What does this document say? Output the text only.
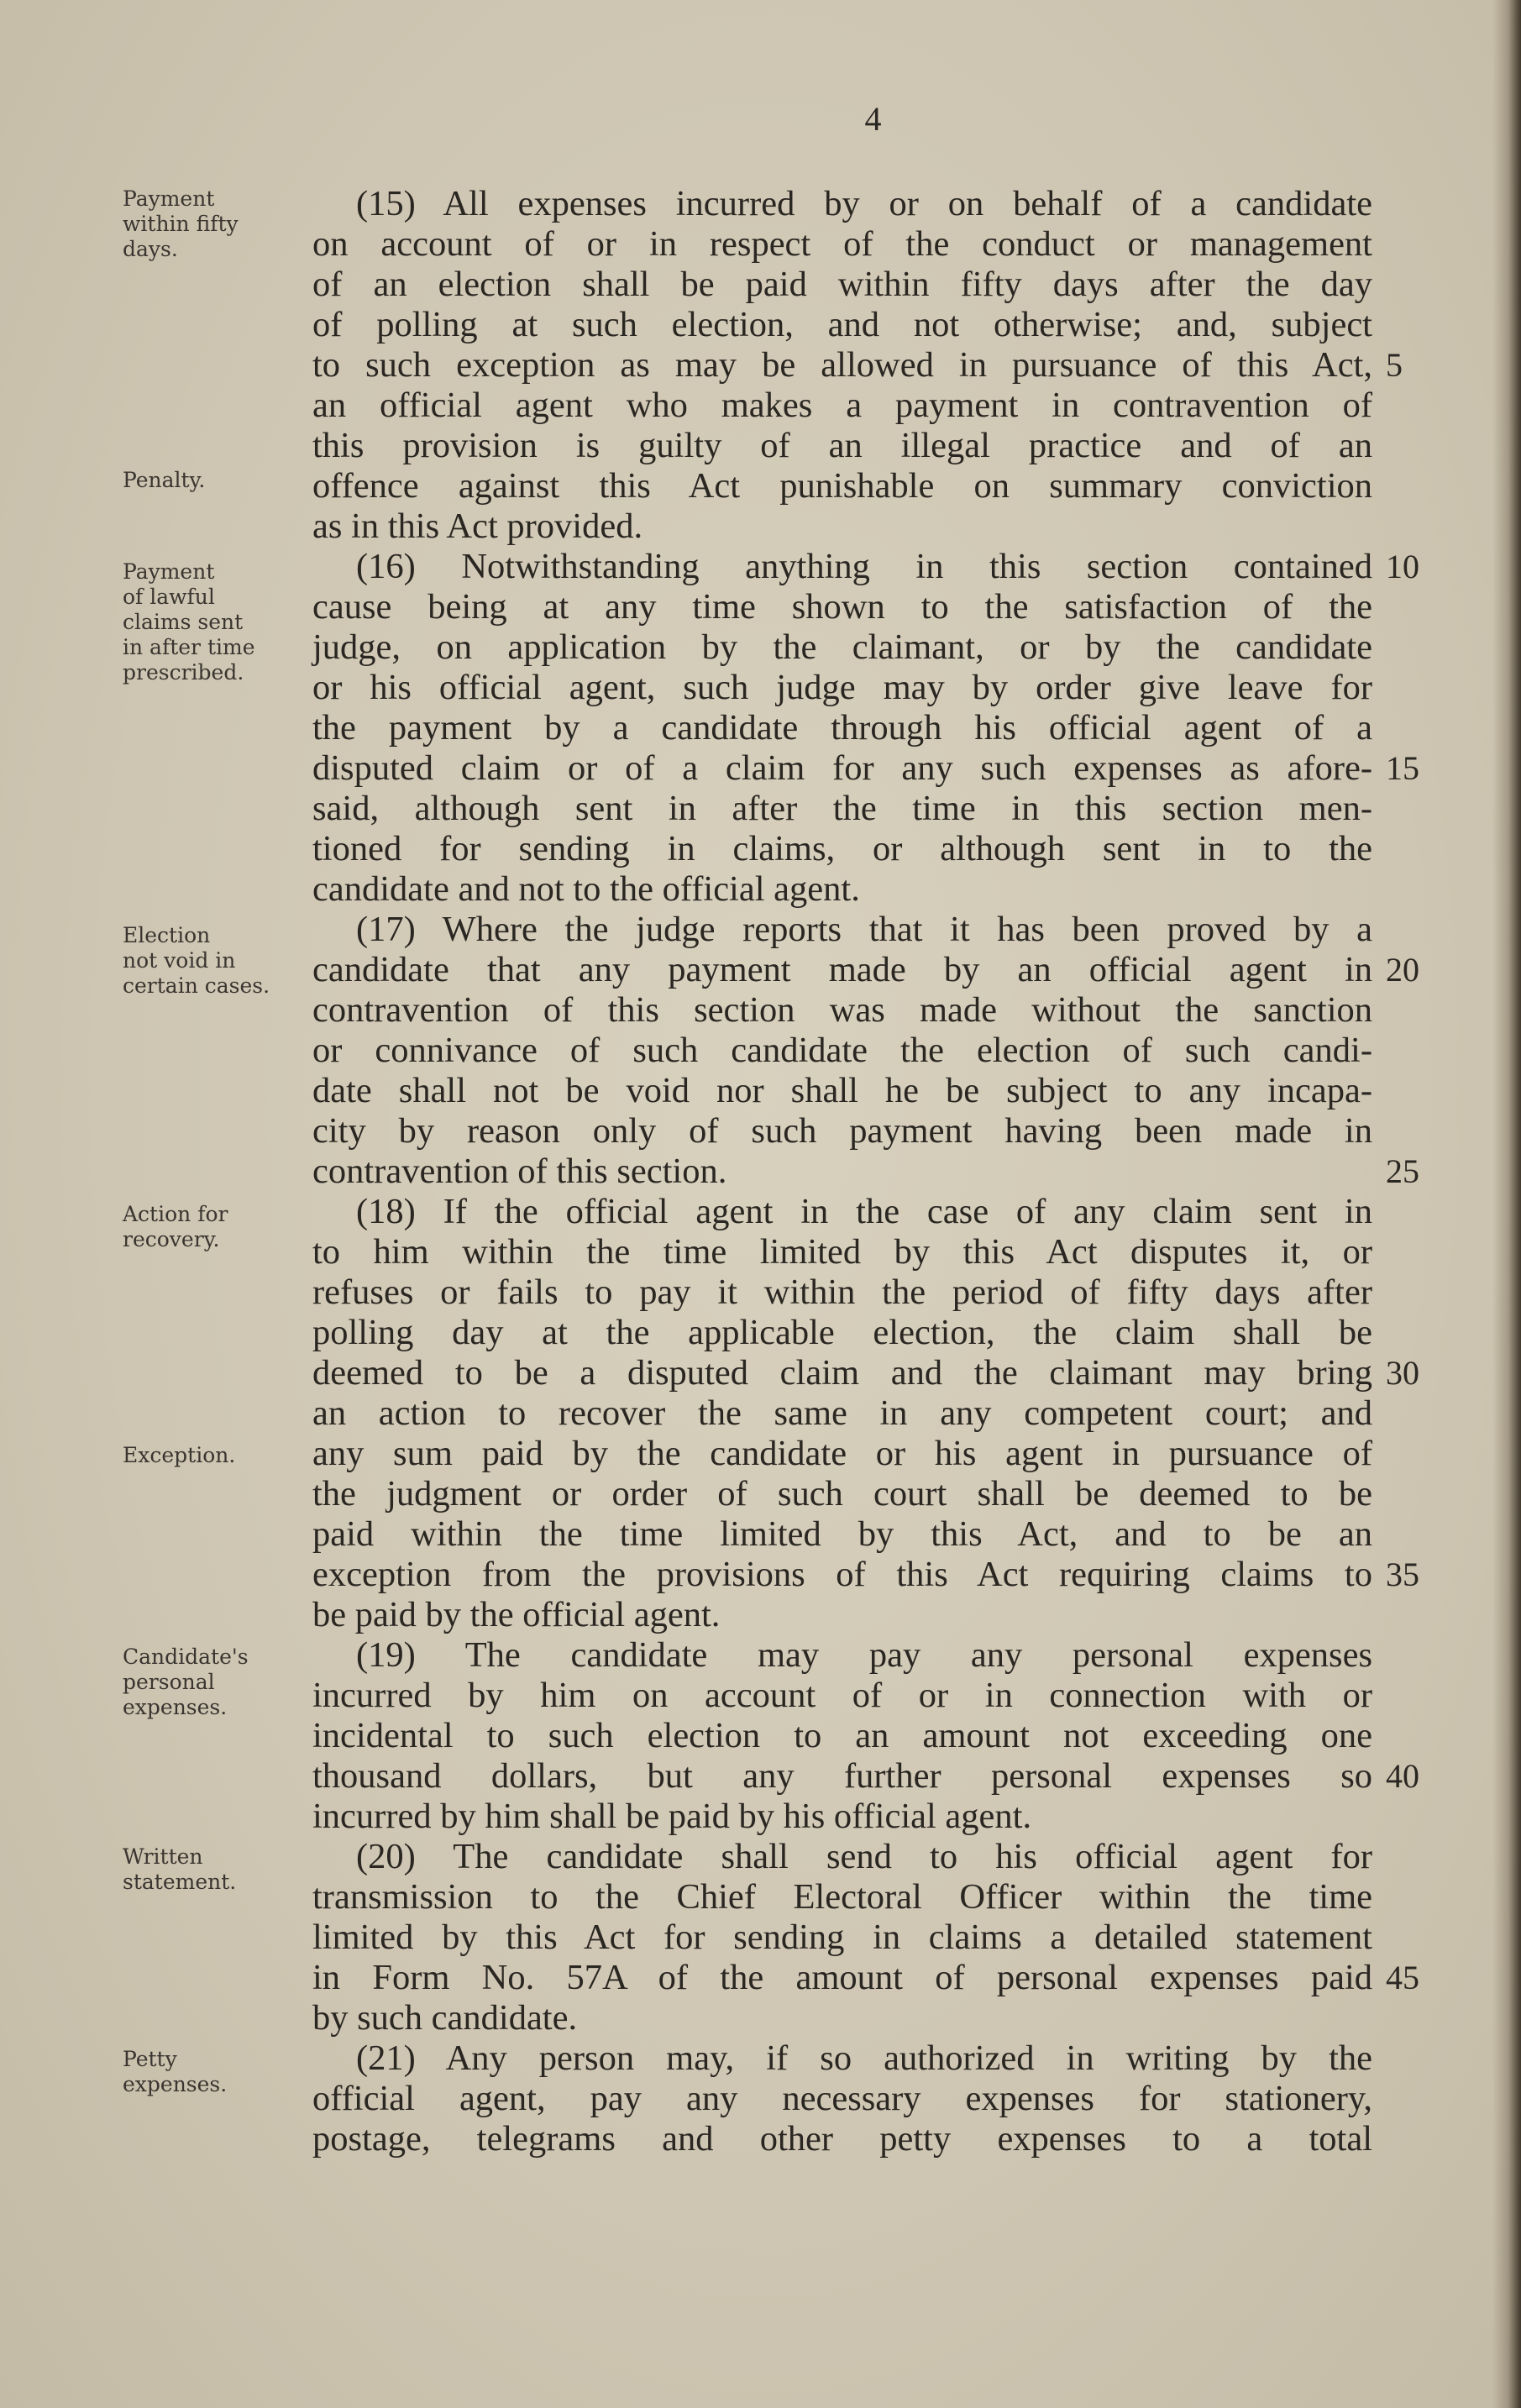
4
Payment
within fifty
days.
Penalty.
Payment
of lawful
claims sent
in after time
prescribed.
Election
not void in
certain cases.
Action for
recovery.
Exception.
Candidate's
personal
expenses.
Written
statement.
Petty
expenses.
(15) All expenses incurred by or on behalf of a candidate
on account of or in respect of the conduct or management
of an election shall be paid within fifty days after the day
of polling at such election, and not otherwise; and, subject
to such exception as may be allowed in pursuance of this Act,
an official agent who makes a payment in contravention of
this provision is guilty of an illegal practice and of an
offence against this Act punishable on summary conviction
as in this Act provided.
(16) Notwithstanding anything in this section contained
cause being at any time shown to the satisfaction of the
judge, on application by the claimant, or by the candidate
or his official agent, such judge may by order give leave for
the payment by a candidate through his official agent of a
disputed claim or of a claim for any such expenses as afore-
said, although sent in after the time in this section men-
tioned for sending in claims, or although sent in to the
candidate and not to the official agent.
(17) Where the judge reports that it has been proved by a
candidate that any payment made by an official agent in
contravention of this section was made without the sanction
or connivance of such candidate the election of such candi-
date shall not be void nor shall he be subject to any incapa-
city by reason only of such payment having been made in
contravention of this section.
(18) If the official agent in the case of any claim sent in
to him within the time limited by this Act disputes it, or
refuses or fails to pay it within the period of fifty days after
polling day at the applicable election, the claim shall be
deemed to be a disputed claim and the claimant may bring
an action to recover the same in any competent court; and
any sum paid by the candidate or his agent in pursuance of
the judgment or order of such court shall be deemed to be
paid within the time limited by this Act, and to be an
exception from the provisions of this Act requiring claims to
be paid by the official agent.
(19) The candidate may pay any personal expenses
incurred by him on account of or in connection with or
incidental to such election to an amount not exceeding one
thousand dollars, but any further personal expenses so
incurred by him shall be paid by his official agent.
(20) The candidate shall send to his official agent for
transmission to the Chief Electoral Officer within the time
limited by this Act for sending in claims a detailed statement
in Form No. 57A of the amount of personal expenses paid
by such candidate.
(21) Any person may, if so authorized in writing by the
official agent, pay any necessary expenses for stationery,
postage, telegrams and other petty expenses to a total
5
10
15
20
25
30
35
40
45
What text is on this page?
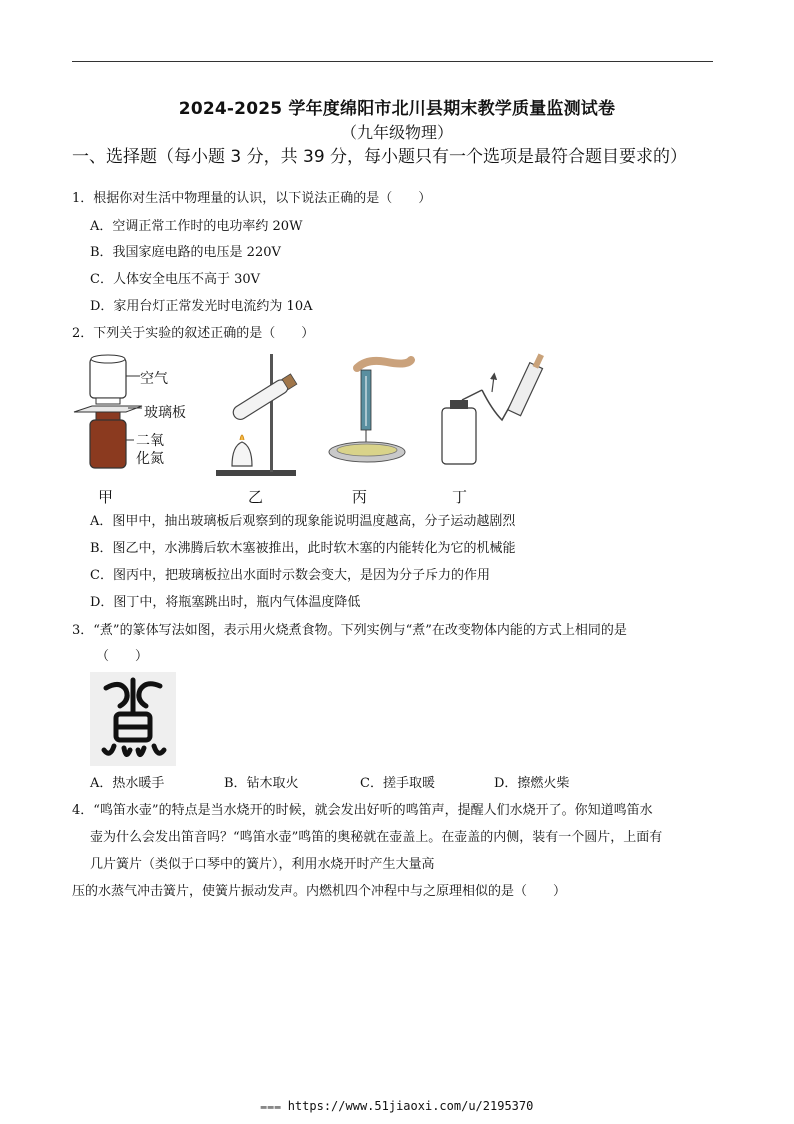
2024-2025 学年度绵阳市北川县期末教学质量监测试卷
（九年级物理）
一、选择题（每小题 3 分，共 39 分，每小题只有一个选项是最符合题目要求的）
1．根据你对生活中物理量的认识，以下说法正确的是（　　）
A．空调正常工作时的电功率约 20W
B．我国家庭电路的电压是 220V
C．人体安全电压不高于 30V
D．家用台灯正常发光时电流约为 10A
2．下列关于实验的叙述正确的是（　　）
空气
玻璃板
二氧
化氮
甲	乙	丙	丁
A．图甲中，抽出玻璃板后观察到的现象能说明温度越高，分子运动越剧烈
B．图乙中，水沸腾后软木塞被推出，此时软木塞的内能转化为它的机械能
C．图丙中，把玻璃板拉出水面时示数会变大，是因为分子斥力的作用
D．图丁中，将瓶塞跳出时，瓶内气体温度降低
3．“煮”的篆体写法如图，表示用火烧煮食物。下列实例与“煮”在改变物体内能的方式上相同的是
（　　）
A．热水暖手	B．钻木取火	C．搓手取暖	D．擦燃火柴
4．“鸣笛水壶”的特点是当水烧开的时候，就会发出好听的鸣笛声，提醒人们水烧开了。你知道鸣笛水
壶为什么会发出笛音吗？“鸣笛水壶”鸣笛的奥秘就在壶盖上。在壶盖的内侧，装有一个圆片，上面有
几片簧片（类似于口琴中的簧片），利用水烧开时产生大量高
压的水蒸气冲击簧片，使簧片振动发声。内燃机四个冲程中与之原理相似的是（　　）
▬▬▬ https://www.51jiaoxi.com/u/2195370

_Problem details_.
Search the lines for the string "鸣笛水壶" and copy every line that has it.

_Answer for the task_.
4．“鸣笛水壶”的特点是当水烧开的时候，就会发出好听的鸣笛声，提醒人们水烧开了。你知道鸣笛水
壶为什么会发出笛音吗？“鸣笛水壶”鸣笛的奥秘就在壶盖上。在壶盖的内侧，装有一个圆片，上面有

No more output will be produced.